'''

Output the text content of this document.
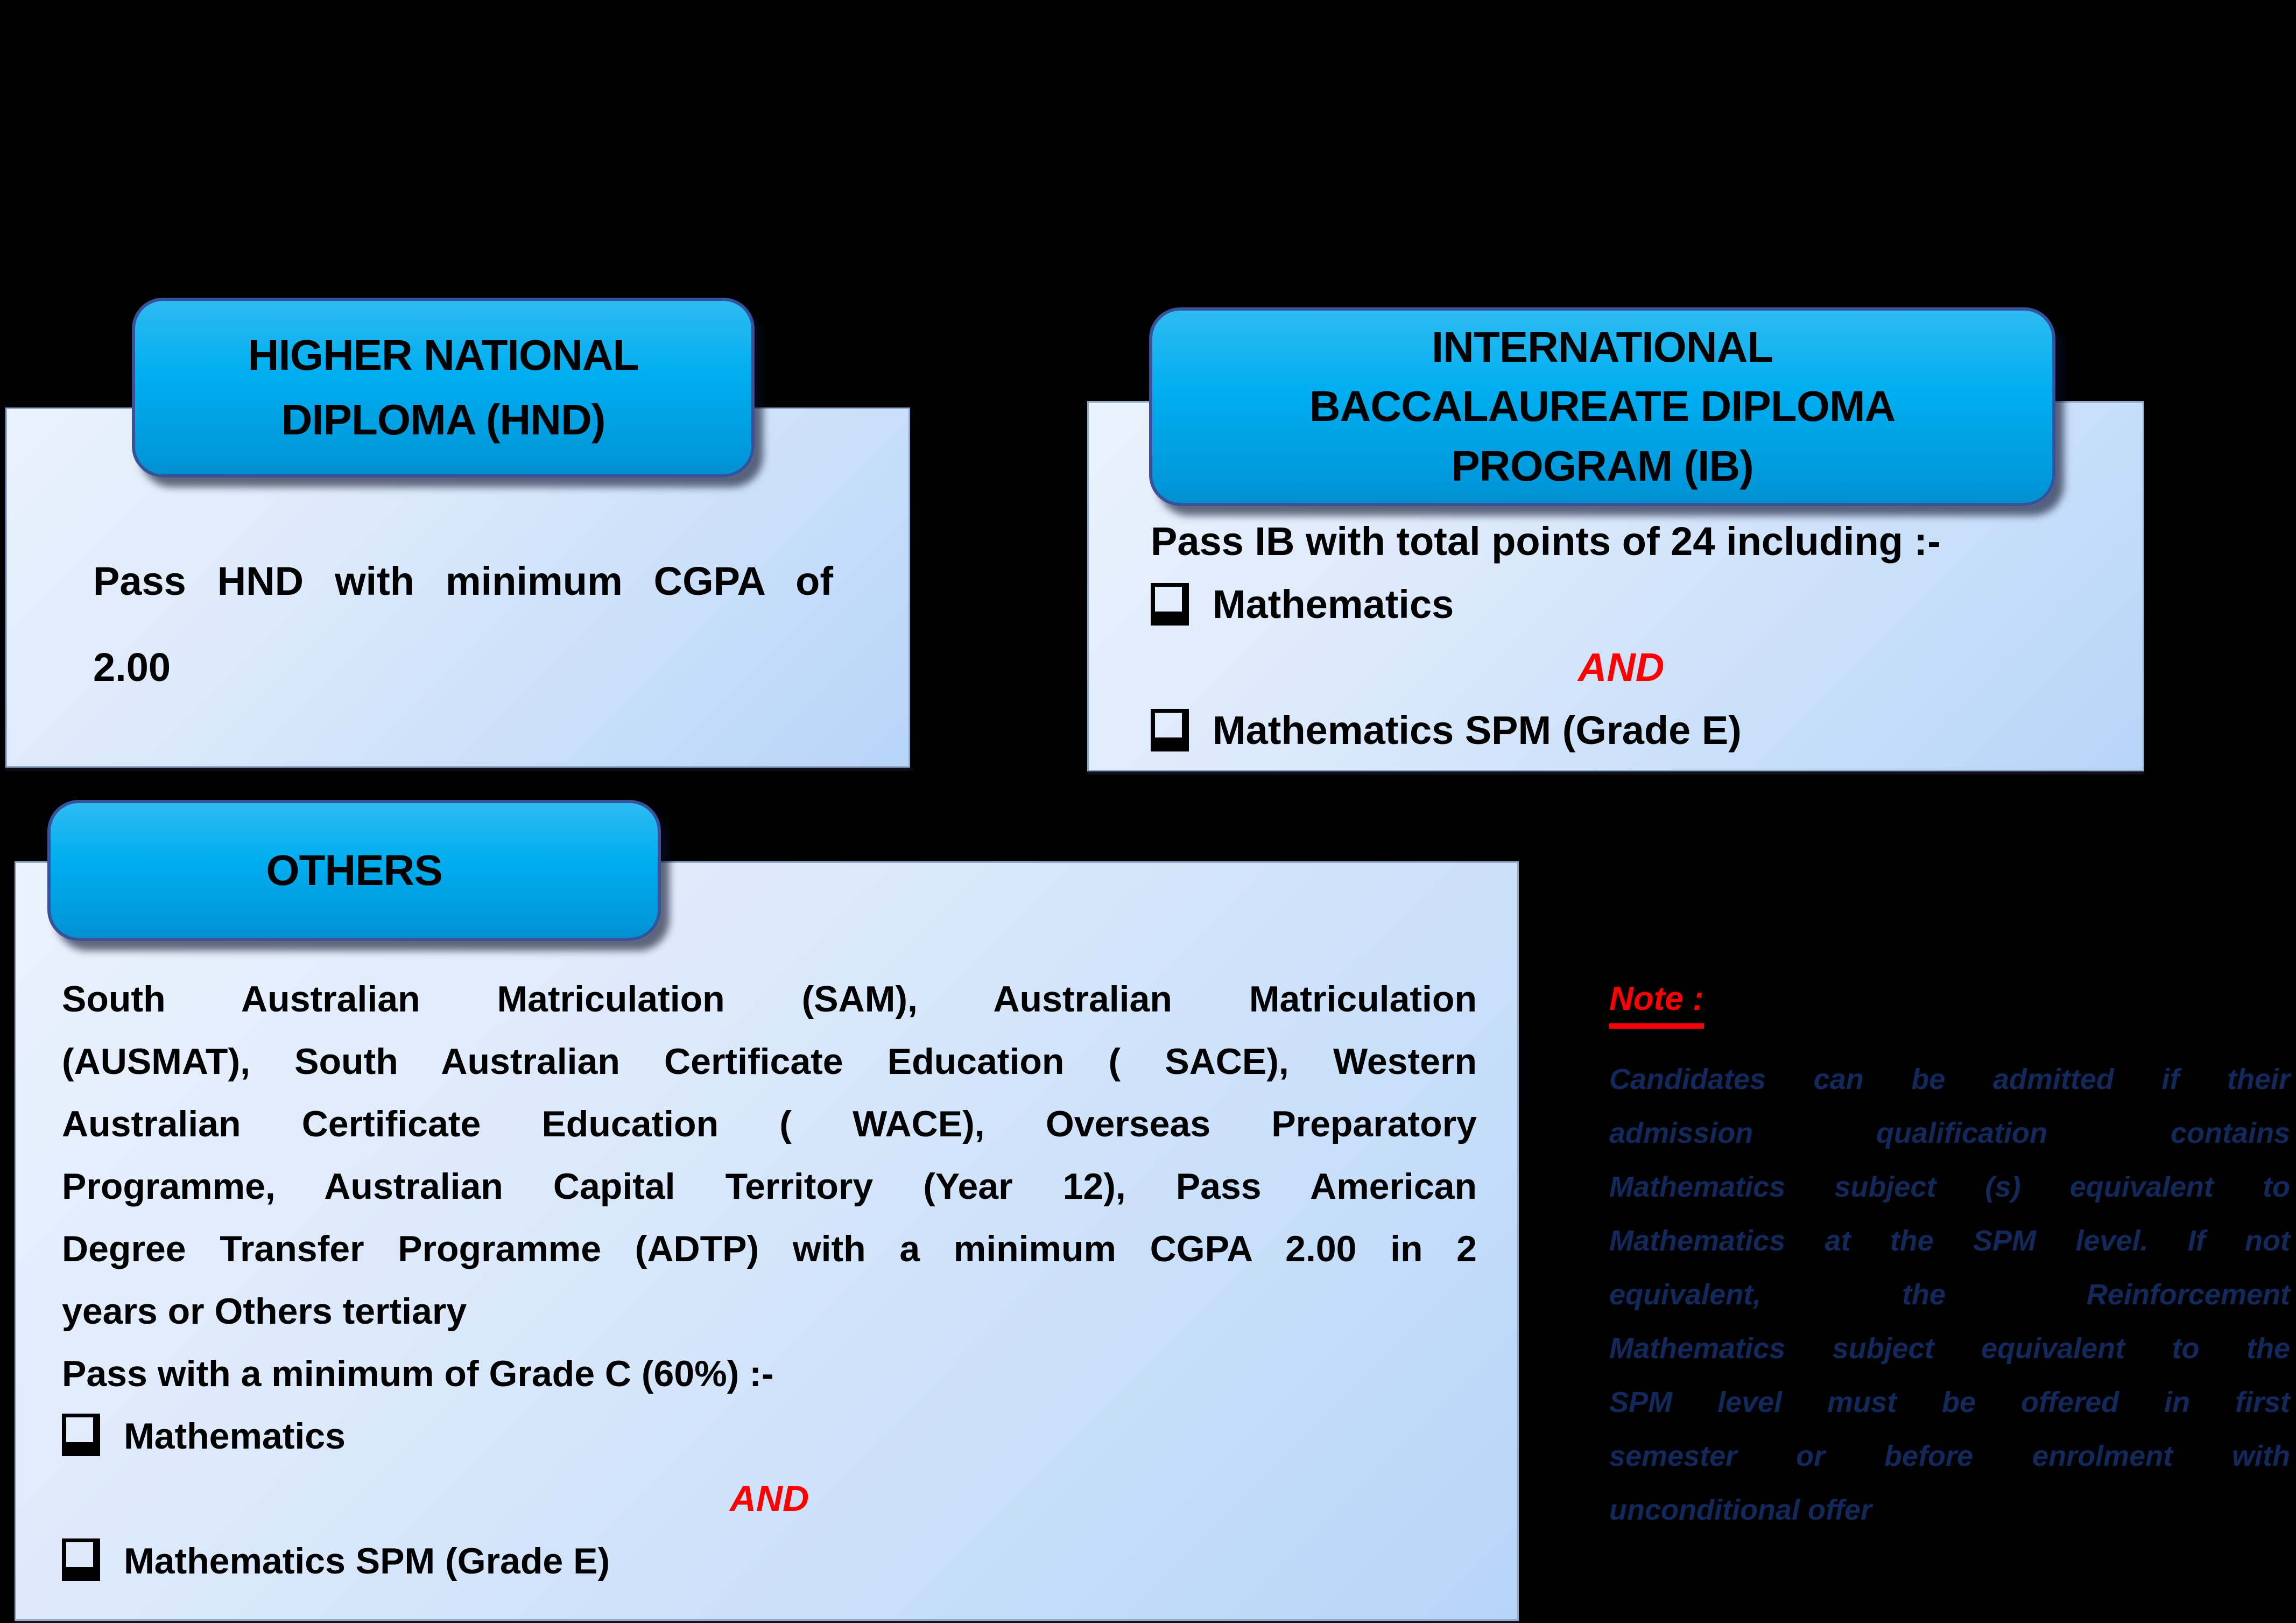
HIGHER NATIONAL
DIPLOMA (HND)
Pass HND with minimum CGPA of
2.00
INTERNATIONAL
BACCALAUREATE DIPLOMA
PROGRAM (IB)
Pass IB with total points of 24 including :-
Mathematics
AND
Mathematics SPM (Grade E)
OTHERS
South Australian Matriculation (SAM), Australian Matriculation
(AUSMAT), South Australian Certificate Education ( SACE), Western
Australian Certificate Education ( WACE), Overseas Preparatory
Programme, Australian Capital Territory (Year 12), Pass American
Degree Transfer Programme (ADTP) with a minimum CGPA 2.00 in 2
years or Others tertiary
Pass with a minimum of Grade C (60%) :-
Mathematics
AND
Mathematics SPM (Grade E)
Note :
Candidates can be admitted if their
admission qualification contains
Mathematics subject (s) equivalent to
Mathematics at the SPM level. If not
equivalent, the Reinforcement
Mathematics subject equivalent to the
SPM level must be offered in first
semester or before enrolment with
unconditional offer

'''

Requirements: All the lines above are to be reproduced exactly, except the pictures.

The solution:
Output the text content of this document.
HIGHER NATIONAL
DIPLOMA (HND)
Pass HND with minimum CGPA of
2.00
INTERNATIONAL
BACCALAUREATE DIPLOMA
PROGRAM (IB)
Pass IB with total points of 24 including :-
Mathematics
AND
Mathematics SPM (Grade E)
OTHERS
South Australian Matriculation (SAM), Australian Matriculation
(AUSMAT), South Australian Certificate Education ( SACE), Western
Australian Certificate Education ( WACE), Overseas Preparatory
Programme, Australian Capital Territory (Year 12), Pass American
Degree Transfer Programme (ADTP) with a minimum CGPA 2.00 in 2
years or Others tertiary
Pass with a minimum of Grade C (60%) :-
Mathematics
AND
Mathematics SPM (Grade E)
Note :
Candidates can be admitted if their
admission qualification contains
Mathematics subject (s) equivalent to
Mathematics at the SPM level. If not
equivalent, the Reinforcement
Mathematics subject equivalent to the
SPM level must be offered in first
semester or before enrolment with
unconditional offer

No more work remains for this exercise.